** START OF Supplied entries **

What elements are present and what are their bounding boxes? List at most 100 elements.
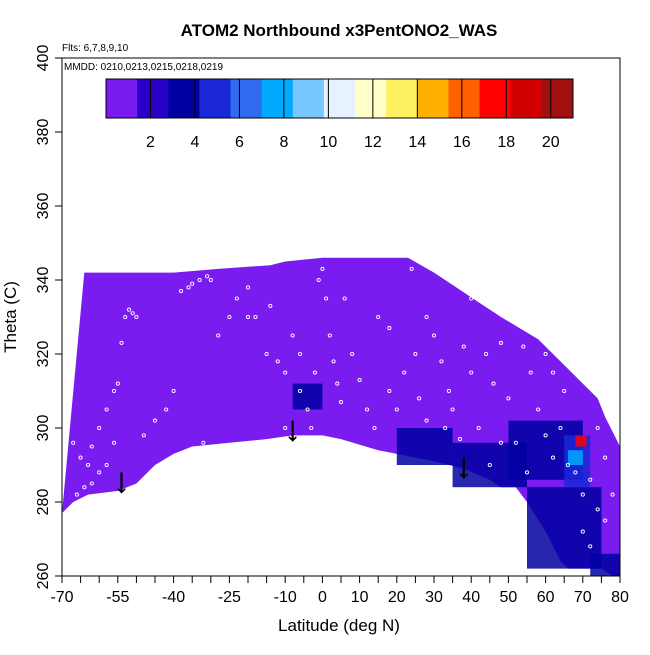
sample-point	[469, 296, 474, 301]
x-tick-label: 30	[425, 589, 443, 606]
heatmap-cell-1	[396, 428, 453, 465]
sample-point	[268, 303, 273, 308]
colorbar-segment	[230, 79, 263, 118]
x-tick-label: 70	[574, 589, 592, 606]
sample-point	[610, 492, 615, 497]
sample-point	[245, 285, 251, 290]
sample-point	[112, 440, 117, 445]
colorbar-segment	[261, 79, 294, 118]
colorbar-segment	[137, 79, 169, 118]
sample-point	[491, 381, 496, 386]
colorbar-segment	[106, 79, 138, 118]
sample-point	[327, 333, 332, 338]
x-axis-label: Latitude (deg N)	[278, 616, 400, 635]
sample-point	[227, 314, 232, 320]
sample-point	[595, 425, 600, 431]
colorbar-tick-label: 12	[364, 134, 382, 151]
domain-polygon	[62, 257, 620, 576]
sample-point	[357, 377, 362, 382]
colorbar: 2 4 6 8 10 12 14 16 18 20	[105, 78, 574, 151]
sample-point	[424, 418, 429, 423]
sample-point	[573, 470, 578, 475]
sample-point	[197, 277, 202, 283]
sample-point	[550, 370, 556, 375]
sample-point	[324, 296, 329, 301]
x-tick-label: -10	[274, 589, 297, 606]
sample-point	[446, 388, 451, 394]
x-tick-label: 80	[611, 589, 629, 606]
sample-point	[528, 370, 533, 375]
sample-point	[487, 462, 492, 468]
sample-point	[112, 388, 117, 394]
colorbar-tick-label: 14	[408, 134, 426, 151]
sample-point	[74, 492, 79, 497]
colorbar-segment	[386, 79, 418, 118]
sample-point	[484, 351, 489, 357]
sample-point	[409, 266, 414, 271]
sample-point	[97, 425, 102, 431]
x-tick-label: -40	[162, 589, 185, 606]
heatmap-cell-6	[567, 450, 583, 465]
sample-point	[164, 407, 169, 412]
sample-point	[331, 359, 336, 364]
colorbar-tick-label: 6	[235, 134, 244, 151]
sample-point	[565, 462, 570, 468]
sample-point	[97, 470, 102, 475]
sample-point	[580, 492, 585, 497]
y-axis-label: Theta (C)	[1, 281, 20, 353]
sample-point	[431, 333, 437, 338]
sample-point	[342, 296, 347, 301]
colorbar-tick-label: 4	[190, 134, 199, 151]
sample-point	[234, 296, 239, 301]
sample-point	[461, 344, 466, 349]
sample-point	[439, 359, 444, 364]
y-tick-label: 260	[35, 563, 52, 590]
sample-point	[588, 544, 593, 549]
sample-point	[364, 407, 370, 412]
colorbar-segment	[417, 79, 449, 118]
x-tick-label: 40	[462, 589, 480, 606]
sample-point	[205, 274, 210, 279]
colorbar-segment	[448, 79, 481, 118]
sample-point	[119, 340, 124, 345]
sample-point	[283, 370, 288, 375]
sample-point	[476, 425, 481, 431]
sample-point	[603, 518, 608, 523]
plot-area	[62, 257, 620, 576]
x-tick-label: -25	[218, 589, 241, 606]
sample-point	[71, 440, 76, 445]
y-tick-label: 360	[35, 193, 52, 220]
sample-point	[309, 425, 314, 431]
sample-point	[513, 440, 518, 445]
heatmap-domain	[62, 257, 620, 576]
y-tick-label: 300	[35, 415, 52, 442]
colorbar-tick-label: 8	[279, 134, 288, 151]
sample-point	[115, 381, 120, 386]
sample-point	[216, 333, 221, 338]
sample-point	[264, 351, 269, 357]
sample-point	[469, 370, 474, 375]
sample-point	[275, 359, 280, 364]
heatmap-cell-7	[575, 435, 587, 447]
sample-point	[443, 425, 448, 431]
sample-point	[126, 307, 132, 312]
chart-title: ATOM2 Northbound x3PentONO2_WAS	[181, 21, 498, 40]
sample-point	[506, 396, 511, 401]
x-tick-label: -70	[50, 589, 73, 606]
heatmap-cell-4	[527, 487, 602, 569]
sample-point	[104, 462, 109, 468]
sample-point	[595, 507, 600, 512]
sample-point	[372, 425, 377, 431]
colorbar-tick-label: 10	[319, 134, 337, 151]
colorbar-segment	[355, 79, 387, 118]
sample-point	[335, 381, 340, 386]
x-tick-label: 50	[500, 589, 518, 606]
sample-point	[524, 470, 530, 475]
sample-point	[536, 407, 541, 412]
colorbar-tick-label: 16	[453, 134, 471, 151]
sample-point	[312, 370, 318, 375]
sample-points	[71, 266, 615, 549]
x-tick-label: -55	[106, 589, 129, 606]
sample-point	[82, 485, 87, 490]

** END OF Supplied entries **

## Exercise
Reproduce the records above line for line, omitting the picture.

## Answer in full
What elements are present and what are their bounding boxes? List at most 100 elements.
sample-point	[469, 296, 474, 301]
x-tick-label: 30	[425, 589, 443, 606]
heatmap-cell-1	[396, 428, 453, 465]
sample-point	[268, 303, 273, 308]
colorbar-segment	[230, 79, 263, 118]
x-tick-label: 70	[574, 589, 592, 606]
sample-point	[610, 492, 615, 497]
sample-point	[245, 285, 251, 290]
sample-point	[112, 440, 117, 445]
colorbar-segment	[261, 79, 294, 118]
colorbar-segment	[137, 79, 169, 118]
sample-point	[491, 381, 496, 386]
colorbar-segment	[106, 79, 138, 118]
sample-point	[327, 333, 332, 338]
x-axis-label: Latitude (deg N)	[278, 616, 400, 635]
sample-point	[227, 314, 232, 320]
sample-point	[595, 425, 600, 431]
colorbar-tick-label: 12	[364, 134, 382, 151]
domain-polygon	[62, 257, 620, 576]
sample-point	[357, 377, 362, 382]
colorbar: 2 4 6 8 10 12 14 16 18 20	[105, 78, 574, 151]
sample-point	[424, 418, 429, 423]
sample-point	[573, 470, 578, 475]
sample-point	[197, 277, 202, 283]
sample-point	[550, 370, 556, 375]
sample-point	[324, 296, 329, 301]
x-tick-label: -10	[274, 589, 297, 606]
sample-point	[446, 388, 451, 394]
x-tick-label: 80	[611, 589, 629, 606]
sample-point	[528, 370, 533, 375]
sample-point	[487, 462, 492, 468]
sample-point	[112, 388, 117, 394]
colorbar-tick-label: 14	[408, 134, 426, 151]
sample-point	[74, 492, 79, 497]
colorbar-segment	[386, 79, 418, 118]
sample-point	[484, 351, 489, 357]
sample-point	[409, 266, 414, 271]
sample-point	[97, 425, 102, 431]
x-tick-label: -40	[162, 589, 185, 606]
heatmap-cell-6	[567, 450, 583, 465]
sample-point	[164, 407, 169, 412]
sample-point	[331, 359, 336, 364]
colorbar-tick-label: 6	[235, 134, 244, 151]
sample-point	[565, 462, 570, 468]
sample-point	[97, 470, 102, 475]
sample-point	[580, 492, 585, 497]
y-axis-label: Theta (C)	[1, 281, 20, 353]
sample-point	[431, 333, 437, 338]
sample-point	[342, 296, 347, 301]
colorbar-tick-label: 4	[190, 134, 199, 151]
sample-point	[234, 296, 239, 301]
sample-point	[461, 344, 466, 349]
sample-point	[439, 359, 444, 364]
y-tick-label: 260	[35, 563, 52, 590]
sample-point	[588, 544, 593, 549]
sample-point	[364, 407, 370, 412]
colorbar-segment	[417, 79, 449, 118]
x-tick-label: 40	[462, 589, 480, 606]
sample-point	[205, 274, 210, 279]
colorbar-segment	[448, 79, 481, 118]
sample-point	[119, 340, 124, 345]
sample-point	[283, 370, 288, 375]
sample-point	[476, 425, 481, 431]
sample-point	[603, 518, 608, 523]
plot-area	[62, 257, 620, 576]
x-tick-label: -25	[218, 589, 241, 606]
sample-point	[71, 440, 76, 445]
y-tick-label: 360	[35, 193, 52, 220]
sample-point	[309, 425, 314, 431]
sample-point	[513, 440, 518, 445]
heatmap-domain	[62, 257, 620, 576]
y-tick-label: 300	[35, 415, 52, 442]
colorbar-tick-label: 8	[279, 134, 288, 151]
sample-point	[115, 381, 120, 386]
sample-point	[216, 333, 221, 338]
sample-point	[264, 351, 269, 357]
sample-point	[469, 370, 474, 375]
sample-point	[275, 359, 280, 364]
heatmap-cell-7	[575, 435, 587, 447]
sample-point	[443, 425, 448, 431]
sample-point	[126, 307, 132, 312]
chart-title: ATOM2 Northbound x3PentONO2_WAS	[181, 21, 498, 40]
sample-point	[506, 396, 511, 401]
x-tick-label: -70	[50, 589, 73, 606]
heatmap-cell-4	[527, 487, 602, 569]
sample-point	[104, 462, 109, 468]
sample-point	[595, 507, 600, 512]
sample-point	[372, 425, 377, 431]
colorbar-tick-label: 10	[319, 134, 337, 151]
colorbar-segment	[355, 79, 387, 118]
sample-point	[335, 381, 340, 386]
x-tick-label: 50	[500, 589, 518, 606]
sample-point	[524, 470, 530, 475]
sample-point	[536, 407, 541, 412]
colorbar-tick-label: 16	[453, 134, 471, 151]
sample-point	[312, 370, 318, 375]
sample-points	[71, 266, 615, 549]
x-tick-label: -55	[106, 589, 129, 606]
sample-point	[82, 485, 87, 490]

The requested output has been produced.